* _Provided material_

--- BEGIN ---

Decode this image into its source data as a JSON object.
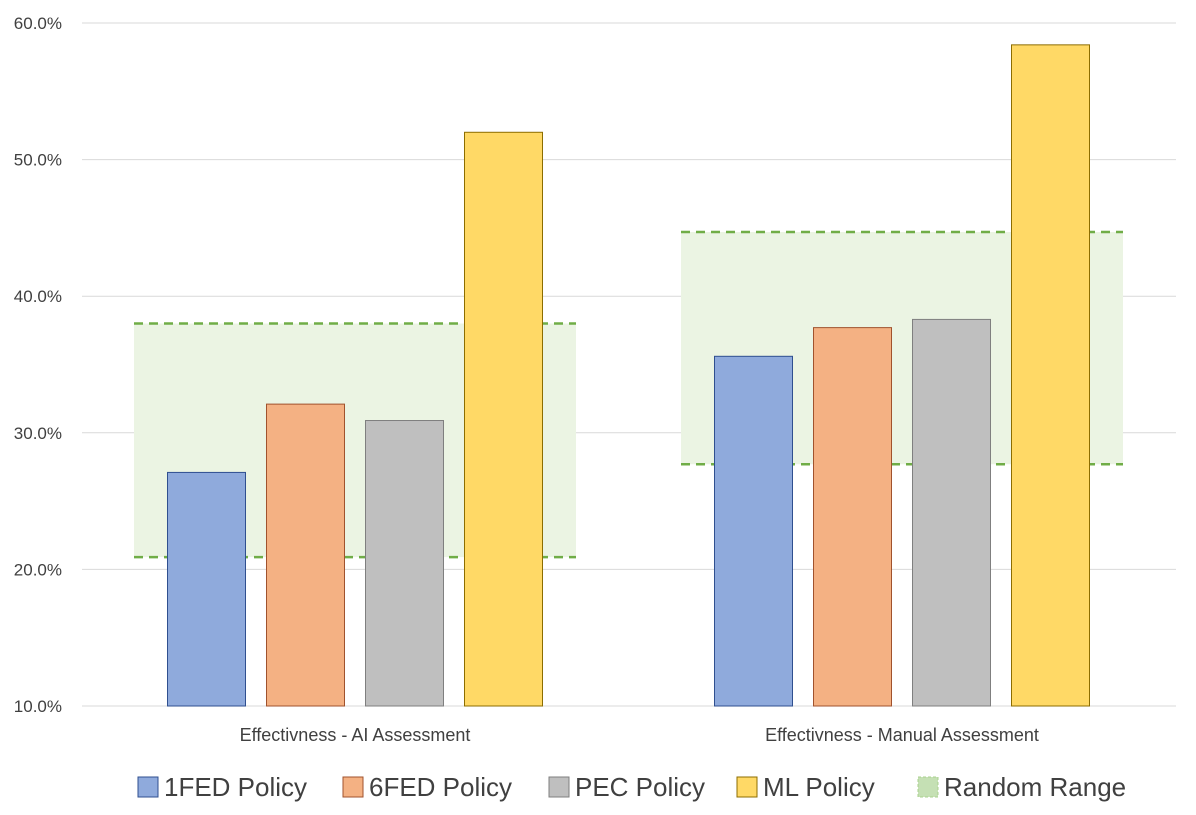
{
  "chart_data": {
    "type": "bar",
    "title": "",
    "xlabel": "",
    "ylabel": "",
    "ylim": [
      0.1,
      0.6
    ],
    "yticks": [
      {
        "value": 0.1,
        "label": "10.0%"
      },
      {
        "value": 0.2,
        "label": "20.0%"
      },
      {
        "value": 0.3,
        "label": "30.0%"
      },
      {
        "value": 0.4,
        "label": "40.0%"
      },
      {
        "value": 0.5,
        "label": "50.0%"
      },
      {
        "value": 0.6,
        "label": "60.0%"
      }
    ],
    "grid": true,
    "categories": [
      "Effectivness - AI Assessment",
      "Effectivness - Manual Assessment"
    ],
    "series": [
      {
        "name": "1FED Policy",
        "values": [
          0.271,
          0.356
        ],
        "color": "#8FAADC",
        "stroke": "#2F4F8F"
      },
      {
        "name": "6FED Policy",
        "values": [
          0.321,
          0.377
        ],
        "color": "#F4B183",
        "stroke": "#A0522D"
      },
      {
        "name": "PEC Policy",
        "values": [
          0.309,
          0.383
        ],
        "color": "#BFBFBF",
        "stroke": "#7F7F7F"
      },
      {
        "name": "ML Policy",
        "values": [
          0.52,
          0.584
        ],
        "color": "#FFD966",
        "stroke": "#8C6D00"
      }
    ],
    "random_range": {
      "name": "Random Range",
      "ranges": [
        [
          0.209,
          0.38
        ],
        [
          0.277,
          0.447
        ]
      ],
      "fill": "#EBF4E3",
      "line_color": "#70AD47"
    },
    "legend": {
      "placement": "bottom",
      "items": [
        "1FED Policy",
        "6FED Policy",
        "PEC Policy",
        "ML Policy",
        "Random Range"
      ]
    }
  }
}
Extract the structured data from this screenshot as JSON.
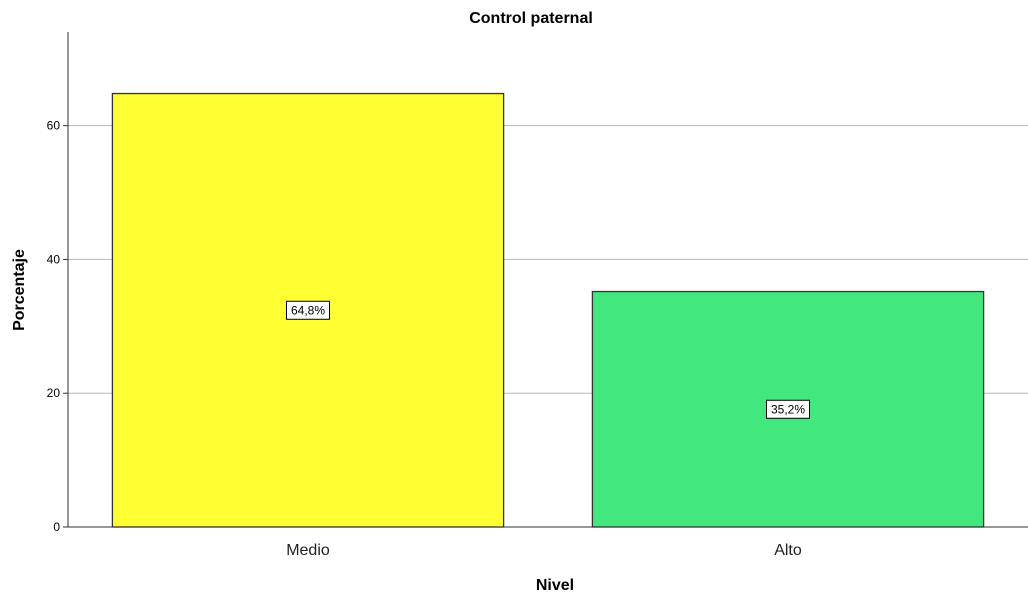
{
  "chart_data": {
    "type": "bar",
    "title": "Control paternal",
    "xlabel": "Nivel",
    "ylabel": "Porcentaje",
    "categories": [
      "Medio",
      "Alto"
    ],
    "values": [
      64.8,
      35.2
    ],
    "data_labels": [
      "64,8%",
      "35,2%"
    ],
    "colors": [
      "#ffff33",
      "#42e87e"
    ],
    "ylim": [
      0,
      74
    ],
    "yticks": [
      0,
      20,
      40,
      60
    ],
    "ytick_labels": [
      "0",
      "20",
      "40",
      "60"
    ],
    "grid": true,
    "legend": "none"
  }
}
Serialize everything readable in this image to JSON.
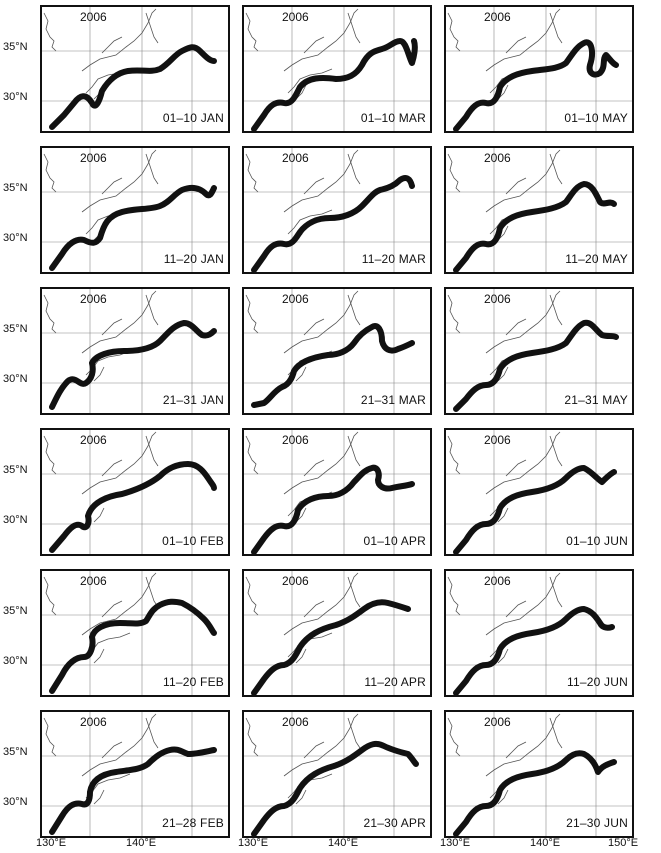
{
  "panels": [
    {
      "year": "2006",
      "period": "01–10 JAN",
      "path": "A"
    },
    {
      "year": "2006",
      "period": "11–20 JAN",
      "path": "B"
    },
    {
      "year": "2006",
      "period": "21–31 JAN",
      "path": "C"
    },
    {
      "year": "2006",
      "period": "01–10 FEB",
      "path": "D"
    },
    {
      "year": "2006",
      "period": "11–20 FEB",
      "path": "E"
    },
    {
      "year": "2006",
      "period": "21–28 FEB",
      "path": "F"
    },
    {
      "year": "2006",
      "period": "01–10 MAR",
      "path": "G"
    },
    {
      "year": "2006",
      "period": "11–20 MAR",
      "path": "H"
    },
    {
      "year": "2006",
      "period": "21–31 MAR",
      "path": "I"
    },
    {
      "year": "2006",
      "period": "01–10 APR",
      "path": "J"
    },
    {
      "year": "2006",
      "period": "11–20 APR",
      "path": "K"
    },
    {
      "year": "2006",
      "period": "21–30 APR",
      "path": "L"
    },
    {
      "year": "2006",
      "period": "01–10 MAY",
      "path": "M"
    },
    {
      "year": "2006",
      "period": "11–20 MAY",
      "path": "N"
    },
    {
      "year": "2006",
      "period": "21–31 MAY",
      "path": "O"
    },
    {
      "year": "2006",
      "period": "01–10 JUN",
      "path": "P"
    },
    {
      "year": "2006",
      "period": "11–20 JUN",
      "path": "Q"
    },
    {
      "year": "2006",
      "period": "21–30 JUN",
      "path": "R"
    }
  ],
  "y_labels": [
    "35°N",
    "30°N"
  ],
  "x_labels": [
    "130°E",
    "140°E",
    "150°E"
  ],
  "colors": {
    "path": "#111111",
    "coast": "#555555",
    "frame": "#111111",
    "grid": "#888888"
  }
}
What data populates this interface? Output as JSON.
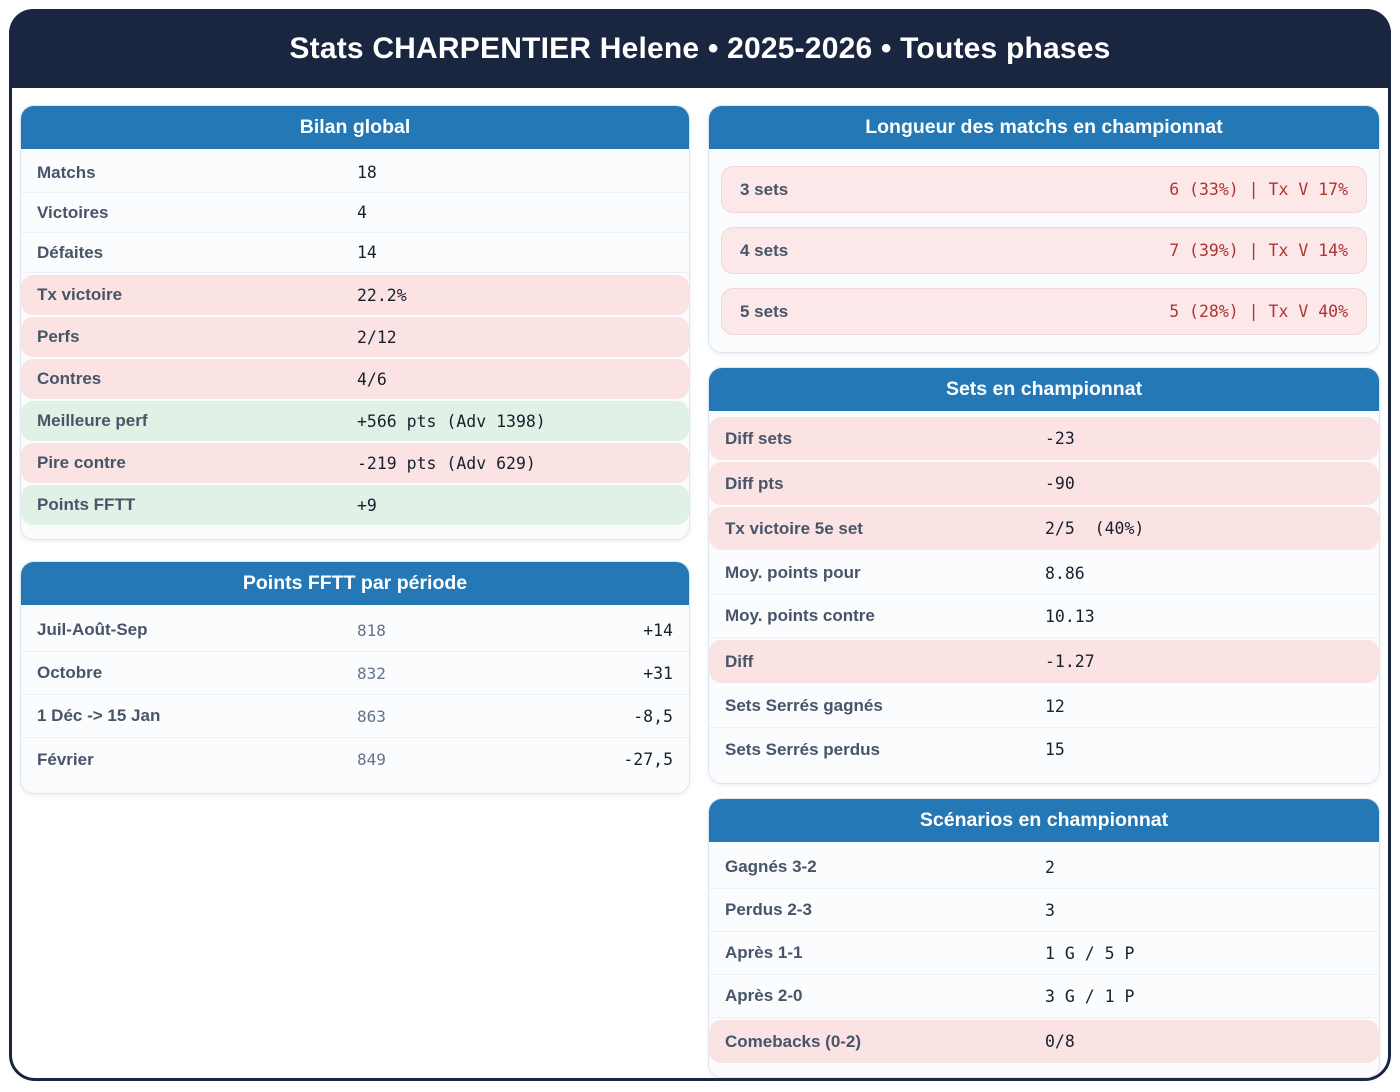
{
  "header": {
    "title": "Stats CHARPENTIER Helene • 2025-2026 • Toutes phases"
  },
  "colors": {
    "navy": "#1a2540",
    "panel_header_blue": "#2478b5",
    "highlight_pink": "#fbe3e3",
    "highlight_green": "#e1f1e6",
    "value_red": "#b03434",
    "label_slate": "#475569"
  },
  "panels": {
    "bilan": {
      "title": "Bilan global",
      "rows": [
        {
          "label": "Matchs",
          "value": "18"
        },
        {
          "label": "Victoires",
          "value": "4"
        },
        {
          "label": "Défaites",
          "value": "14"
        },
        {
          "label": "Tx victoire",
          "value": "22.2%"
        },
        {
          "label": "Perfs",
          "value": "2/12"
        },
        {
          "label": "Contres",
          "value": "4/6"
        },
        {
          "label": "Meilleure perf",
          "value": "+566 pts (Adv 1398)"
        },
        {
          "label": "Pire contre",
          "value": "-219 pts (Adv 629)"
        },
        {
          "label": "Points FFTT",
          "value": "+9"
        }
      ]
    },
    "points_periode": {
      "title": "Points FFTT par période",
      "rows": [
        {
          "label": "Juil-Août-Sep",
          "points": "818",
          "delta": "+14"
        },
        {
          "label": "Octobre",
          "points": "832",
          "delta": "+31"
        },
        {
          "label": "1 Déc -> 15 Jan",
          "points": "863",
          "delta": "-8,5"
        },
        {
          "label": "Février",
          "points": "849",
          "delta": "-27,5"
        }
      ]
    },
    "longueur": {
      "title": "Longueur des matchs en championnat",
      "rows": [
        {
          "label": "3 sets",
          "value": "6 (33%) | Tx V 17%"
        },
        {
          "label": "4 sets",
          "value": "7 (39%) | Tx V 14%"
        },
        {
          "label": "5 sets",
          "value": "5 (28%) | Tx V 40%"
        }
      ]
    },
    "sets": {
      "title": "Sets en championnat",
      "rows": [
        {
          "label": "Diff sets",
          "value": "-23"
        },
        {
          "label": "Diff pts",
          "value": "-90"
        },
        {
          "label": "Tx victoire 5e set",
          "value": "2/5  (40%)"
        },
        {
          "label": "Moy. points pour",
          "value": "8.86"
        },
        {
          "label": "Moy. points contre",
          "value": "10.13"
        },
        {
          "label": "Diff",
          "value": "-1.27"
        },
        {
          "label": "Sets Serrés gagnés",
          "value": "12"
        },
        {
          "label": "Sets Serrés perdus",
          "value": "15"
        }
      ]
    },
    "scenarios": {
      "title": "Scénarios en championnat",
      "rows": [
        {
          "label": "Gagnés 3-2",
          "value": "2"
        },
        {
          "label": "Perdus 2-3",
          "value": "3"
        },
        {
          "label": "Après 1-1",
          "value": "1 G / 5 P"
        },
        {
          "label": "Après 2-0",
          "value": "3 G / 1 P"
        },
        {
          "label": "Comebacks (0-2)",
          "value": "0/8"
        }
      ]
    }
  }
}
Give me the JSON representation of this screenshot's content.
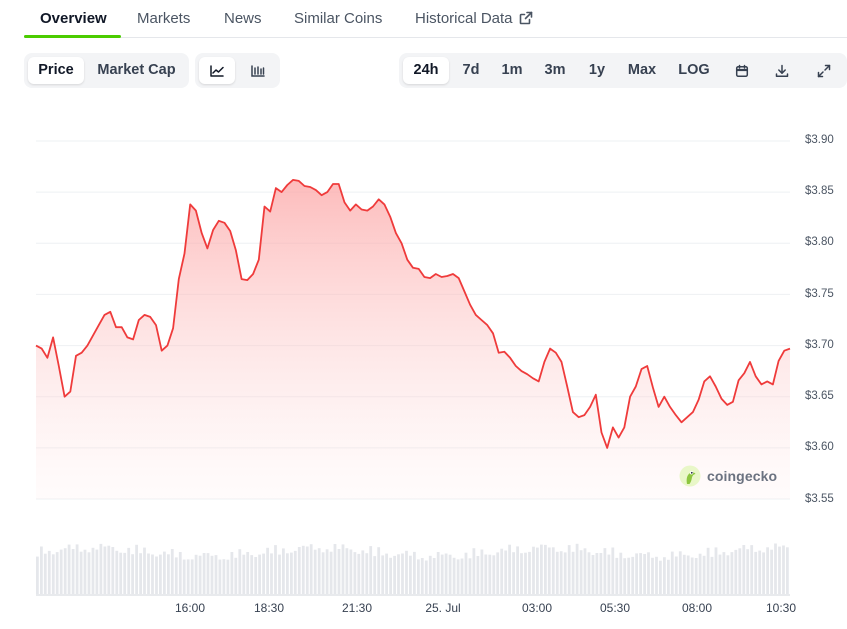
{
  "tabs": [
    {
      "label": "Overview",
      "active": true
    },
    {
      "label": "Markets"
    },
    {
      "label": "News"
    },
    {
      "label": "Similar Coins"
    },
    {
      "label": "Historical Data",
      "icon": "external-link-icon"
    }
  ],
  "metric_toggle": {
    "options": [
      "Price",
      "Market Cap"
    ],
    "selected": "Price"
  },
  "chart_style": {
    "options": [
      {
        "icon": "line-chart-icon",
        "selected": true
      },
      {
        "icon": "candlestick-icon"
      }
    ]
  },
  "time_ranges": {
    "options": [
      "24h",
      "7d",
      "1m",
      "3m",
      "1y",
      "Max",
      "LOG"
    ],
    "selected": "24h"
  },
  "tool_icons": [
    "calendar-icon",
    "download-icon",
    "expand-icon"
  ],
  "watermark": "coingecko",
  "colors": {
    "line": "#ef3b3b",
    "fill_top": "#fca5a5",
    "accent": "#4bcc00",
    "volume": "#e5e7eb"
  },
  "chart_data": {
    "type": "area",
    "title": "",
    "xlabel": "",
    "ylabel": "",
    "y_ticks": [
      3.9,
      3.85,
      3.8,
      3.75,
      3.7,
      3.65,
      3.6,
      3.55
    ],
    "y_tick_labels": [
      "$3.90",
      "$3.85",
      "$3.80",
      "$3.75",
      "$3.70",
      "$3.65",
      "$3.60",
      "$3.55"
    ],
    "ylim": [
      3.55,
      3.9
    ],
    "x_tick_labels": [
      "16:00",
      "18:30",
      "21:30",
      "25. Jul",
      "03:00",
      "05:30",
      "08:00",
      "10:30"
    ],
    "x_tick_positions_hours": [
      3.75,
      6.25,
      9.25,
      12.25,
      15.25,
      17.75,
      20.25,
      22.75
    ],
    "x_range_hours": [
      0,
      24
    ],
    "grid": true,
    "series": [
      {
        "values": [
          3.7,
          3.697,
          3.688,
          3.708,
          3.68,
          3.65,
          3.655,
          3.69,
          3.693,
          3.7,
          3.71,
          3.72,
          3.73,
          3.733,
          3.718,
          3.718,
          3.708,
          3.706,
          3.725,
          3.73,
          3.728,
          3.72,
          3.695,
          3.7,
          3.717,
          3.765,
          3.79,
          3.838,
          3.832,
          3.81,
          3.795,
          3.813,
          3.822,
          3.82,
          3.812,
          3.793,
          3.765,
          3.764,
          3.77,
          3.784,
          3.836,
          3.831,
          3.854,
          3.85,
          3.857,
          3.862,
          3.861,
          3.856,
          3.855,
          3.852,
          3.847,
          3.85,
          3.858,
          3.858,
          3.84,
          3.832,
          3.838,
          3.833,
          3.832,
          3.836,
          3.843,
          3.838,
          3.826,
          3.81,
          3.8,
          3.784,
          3.776,
          3.775,
          3.767,
          3.766,
          3.77,
          3.767,
          3.768,
          3.77,
          3.766,
          3.753,
          3.74,
          3.73,
          3.725,
          3.72,
          3.712,
          3.693,
          3.694,
          3.688,
          3.68,
          3.675,
          3.672,
          3.668,
          3.665,
          3.684,
          3.697,
          3.693,
          3.684,
          3.66,
          3.635,
          3.63,
          3.632,
          3.64,
          3.652,
          3.615,
          3.6,
          3.62,
          3.61,
          3.62,
          3.65,
          3.66,
          3.677,
          3.68,
          3.659,
          3.64,
          3.65,
          3.64,
          3.632,
          3.625,
          3.63,
          3.635,
          3.647,
          3.665,
          3.67,
          3.66,
          3.648,
          3.642,
          3.645,
          3.666,
          3.673,
          3.684,
          3.67,
          3.662,
          3.665,
          3.662,
          3.685,
          3.695,
          3.697
        ]
      }
    ],
    "volume_bars_relative": true
  }
}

--- END ---

* _Task to complete_
Find and copy each line above that includes the string "championnat".

* _The solution_
      "title": "Longueur des matchs en championnat",
      "title": "Sets en championnat",
      "title": "Scénarios en championnat",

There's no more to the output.